An exact reproduction of the records is required, with all images left out.

>> Start SUPPLIED ENTRIES

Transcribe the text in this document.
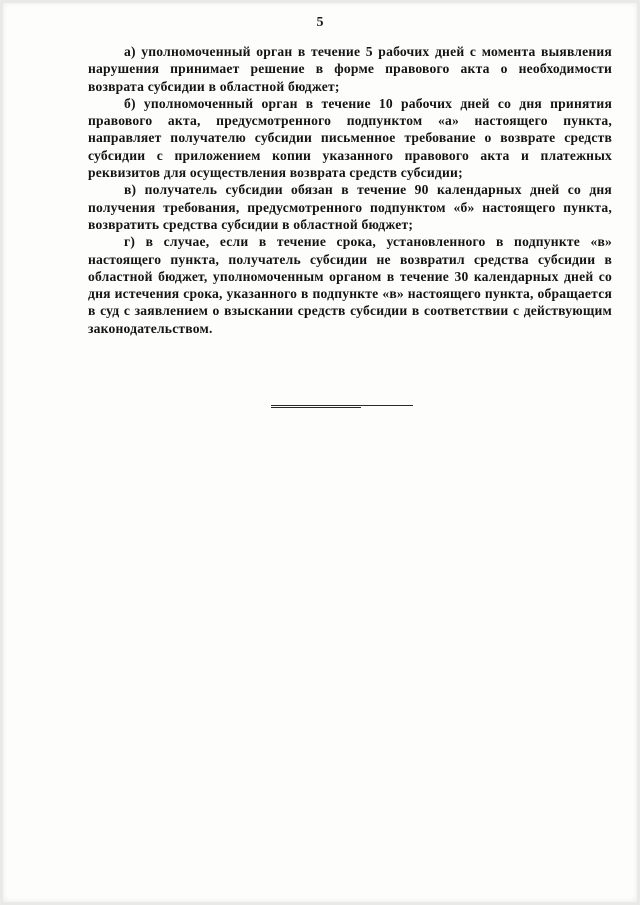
5

а) уполномоченный орган в течение 5 рабочих дней с момента выявления нарушения принимает решение в форме правового акта о необходимости возврата субсидии в областной бюджет;

б) уполномоченный орган в течение 10 рабочих дней со дня принятия правового акта, предусмотренного подпунктом «а» настоящего пункта, направляет получателю субсидии письменное требование о возврате средств субсидии с приложением копии указанного правового акта и платежных реквизитов для осуществления возврата средств субсидии;

в) получатель субсидии обязан в течение 90 календарных дней со дня получения требования, предусмотренного подпунктом «б» настоящего пункта, возвратить средства субсидии в областной бюджет;

г) в случае, если в течение срока, установленного в подпункте «в» настоящего пункта, получатель субсидии не возвратил средства субсидии в областной бюджет, уполномоченным органом в течение 30 календарных дней со дня истечения срока, указанного в подпункте «в» настоящего пункта, обращается в суд с заявлением о взыскании средств субсидии в соответствии с действующим законодательством.
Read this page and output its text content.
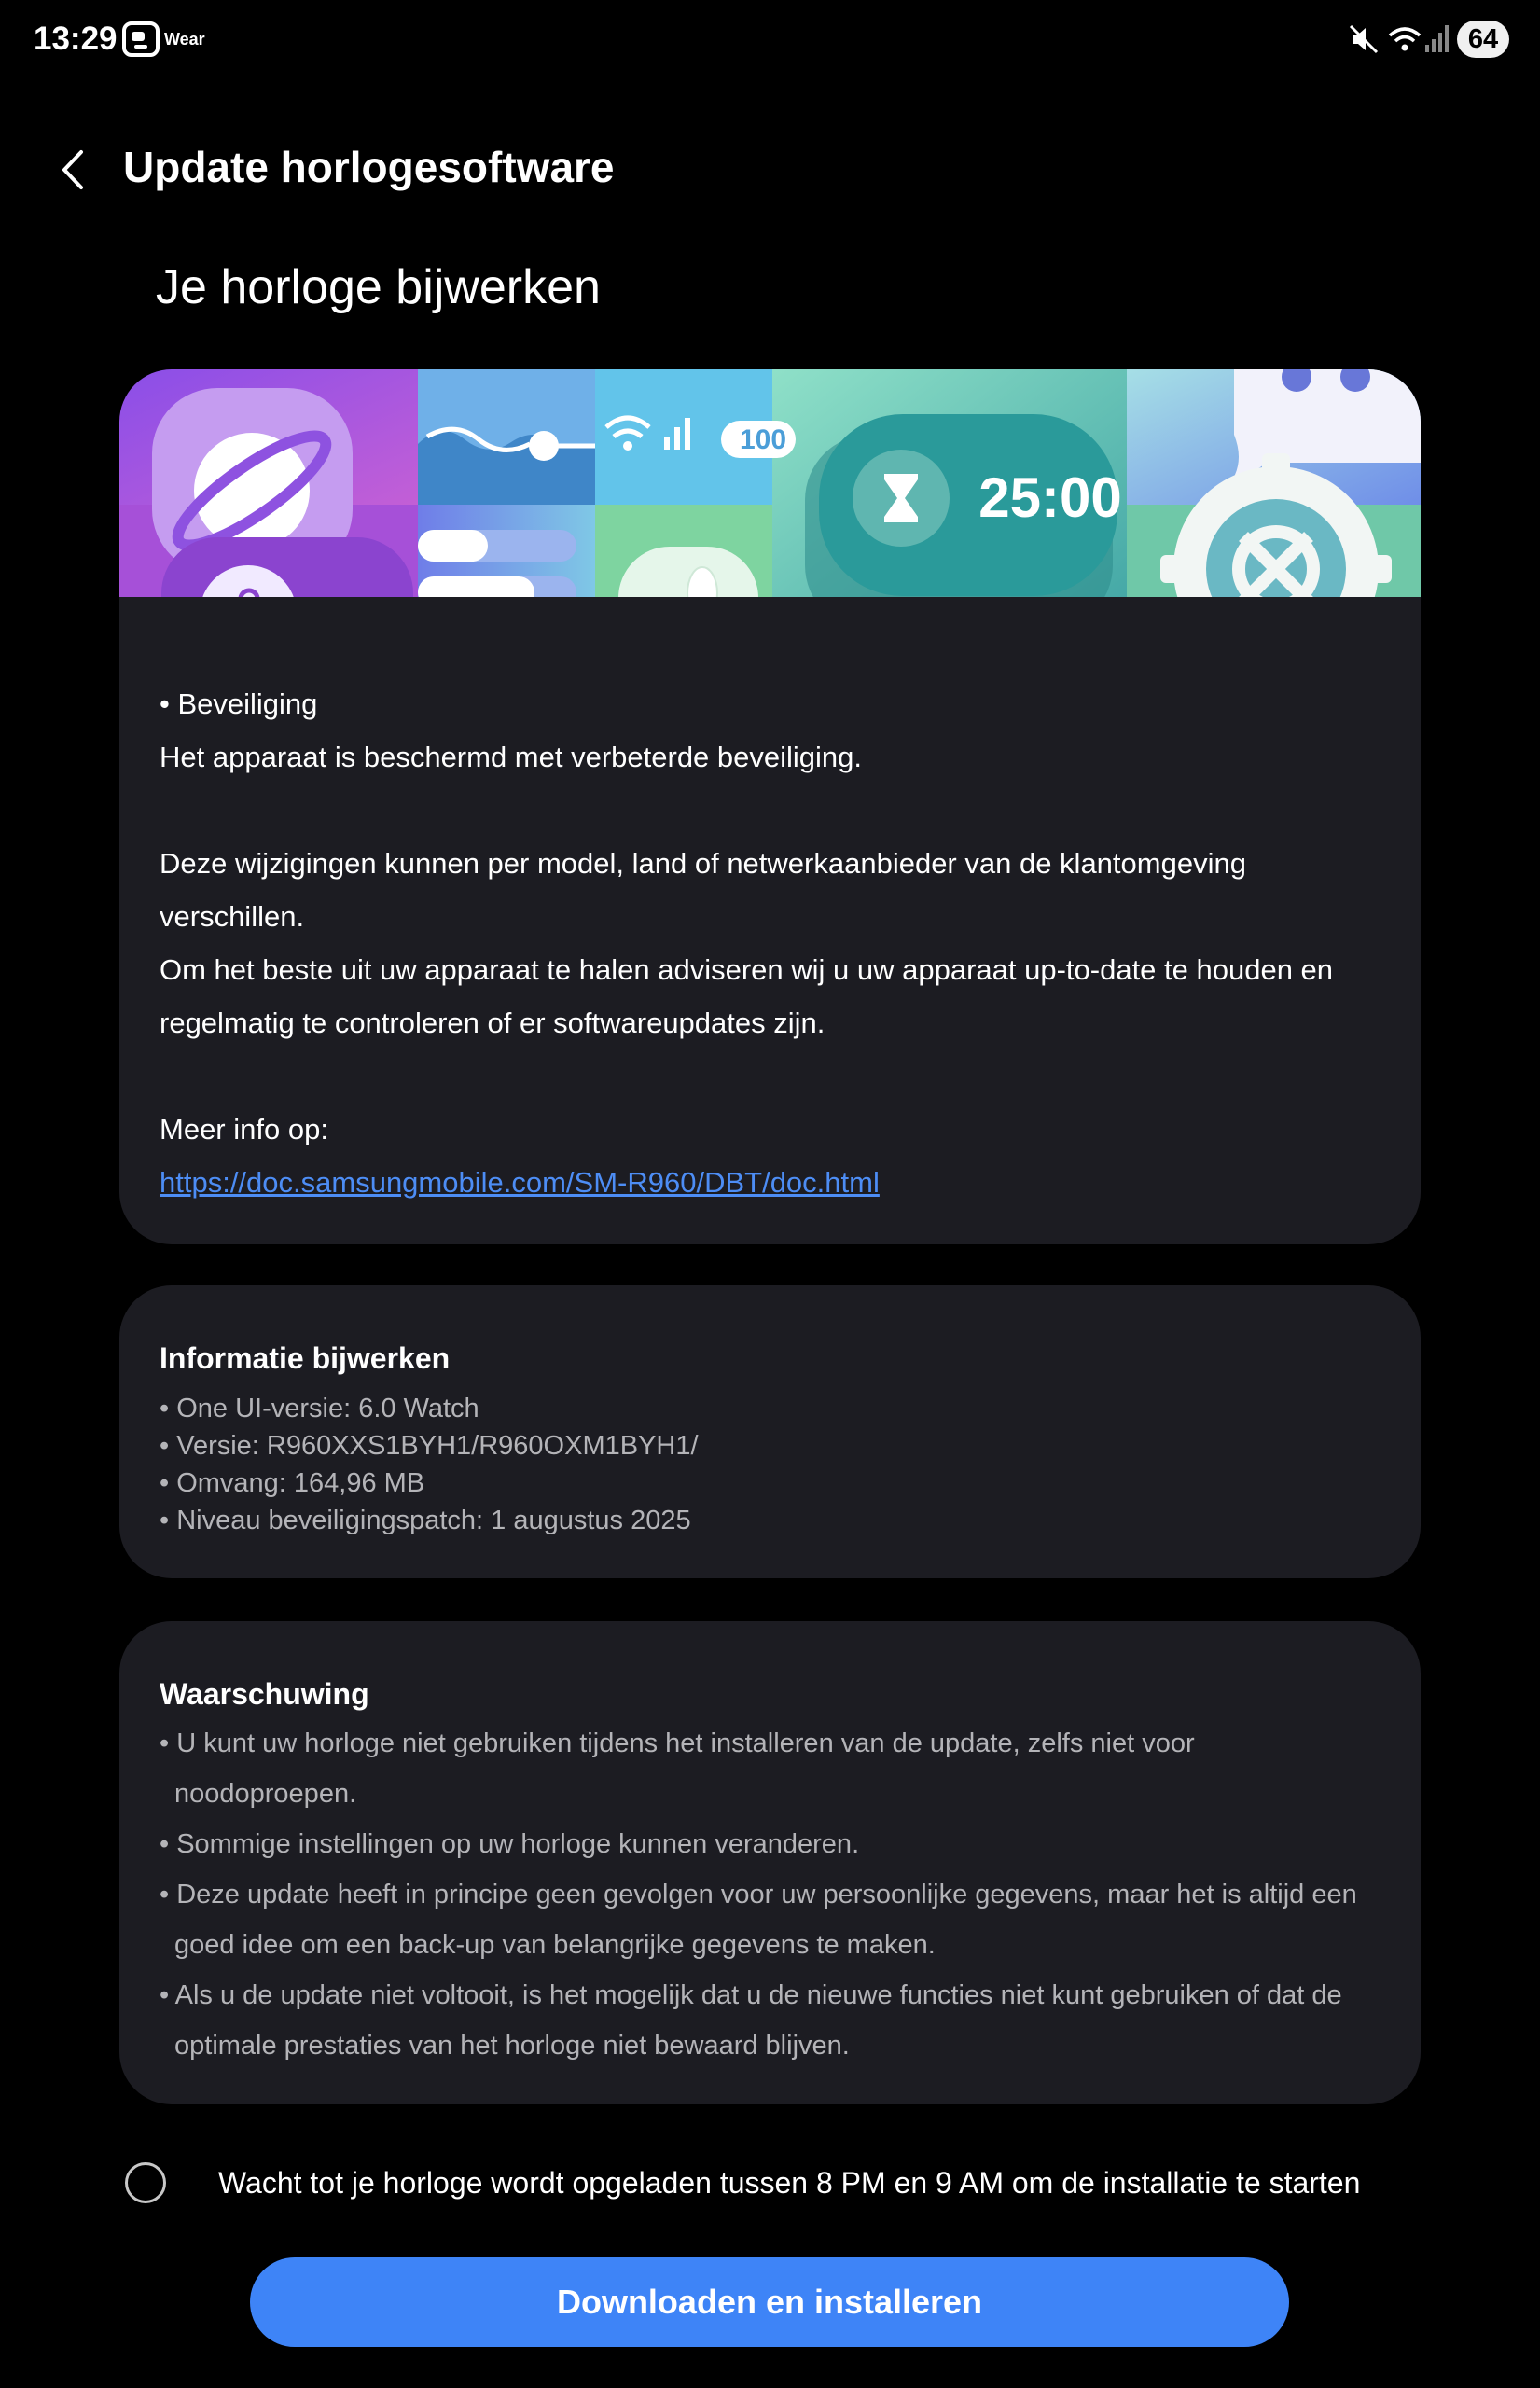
13:29	Wear	64
Update horlogesoftware
Je horloge bijwerken
100
25:00
• Beveiliging
Het apparaat is beschermd met verbeterde beveiliging.
Deze wijzigingen kunnen per model, land of netwerkaanbieder van de klantomgeving
verschillen.
Om het beste uit uw apparaat te halen adviseren wij u uw apparaat up-to-date te houden en
regelmatig te controleren of er softwareupdates zijn.
Meer info op:
https://doc.samsungmobile.com/SM-R960/DBT/doc.html
Informatie bijwerken
• One UI-versie: 6.0 Watch
• Versie: R960XXS1BYH1/R960OXM1BYH1/
• Omvang: 164,96 MB
• Niveau beveiligingspatch: 1 augustus 2025
Waarschuwing
• U kunt uw horloge niet gebruiken tijdens het installeren van de update, zelfs niet voor
noodoproepen.
• Sommige instellingen op uw horloge kunnen veranderen.
• Deze update heeft in principe geen gevolgen voor uw persoonlijke gegevens, maar het is altijd een
goed idee om een back-up van belangrijke gegevens te maken.
• Als u de update niet voltooit, is het mogelijk dat u de nieuwe functies niet kunt gebruiken of dat de
optimale prestaties van het horloge niet bewaard blijven.
Wacht tot je horloge wordt opgeladen tussen 8 PM en 9 AM om de installatie te starten
Downloaden en installeren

>> End SUPPLIED ENTRIES

» FINAL RESULT:
Transcribe the text in this document.
5

а) уполномоченный орган в течение 5 рабочих дней с момента выявления нарушения принимает решение в форме правового акта о необходимости возврата субсидии в областной бюджет;

б) уполномоченный орган в течение 10 рабочих дней со дня принятия правового акта, предусмотренного подпунктом «а» настоящего пункта, направляет получателю субсидии письменное требование о возврате средств субсидии с приложением копии указанного правового акта и платежных реквизитов для осуществления возврата средств субсидии;

в) получатель субсидии обязан в течение 90 календарных дней со дня получения требования, предусмотренного подпунктом «б» настоящего пункта, возвратить средства субсидии в областной бюджет;

г) в случае, если в течение срока, установленного в подпункте «в» настоящего пункта, получатель субсидии не возвратил средства субсидии в областной бюджет, уполномоченным органом в течение 30 календарных дней со дня истечения срока, указанного в подпункте «в» настоящего пункта, обращается в суд с заявлением о взыскании средств субсидии в соответствии с действующим законодательством.
Read this page and output its text content.
13:29	Wear	64
Update horlogesoftware
Je horloge bijwerken
100
25:00
• Beveiliging
Het apparaat is beschermd met verbeterde beveiliging.
Deze wijzigingen kunnen per model, land of netwerkaanbieder van de klantomgeving
verschillen.
Om het beste uit uw apparaat te halen adviseren wij u uw apparaat up-to-date te houden en
regelmatig te controleren of er softwareupdates zijn.
Meer info op:
https://doc.samsungmobile.com/SM-R960/DBT/doc.html
Informatie bijwerken
• One UI-versie: 6.0 Watch
• Versie: R960XXS1BYH1/R960OXM1BYH1/
• Omvang: 164,96 MB
• Niveau beveiligingspatch: 1 augustus 2025
Waarschuwing
• U kunt uw horloge niet gebruiken tijdens het installeren van de update, zelfs niet voor
noodoproepen.
• Sommige instellingen op uw horloge kunnen veranderen.
• Deze update heeft in principe geen gevolgen voor uw persoonlijke gegevens, maar het is altijd een
goed idee om een back-up van belangrijke gegevens te maken.
• Als u de update niet voltooit, is het mogelijk dat u de nieuwe functies niet kunt gebruiken of dat de
optimale prestaties van het horloge niet bewaard blijven.
Wacht tot je horloge wordt opgeladen tussen 8 PM en 9 AM om de installatie te starten
Downloaden en installeren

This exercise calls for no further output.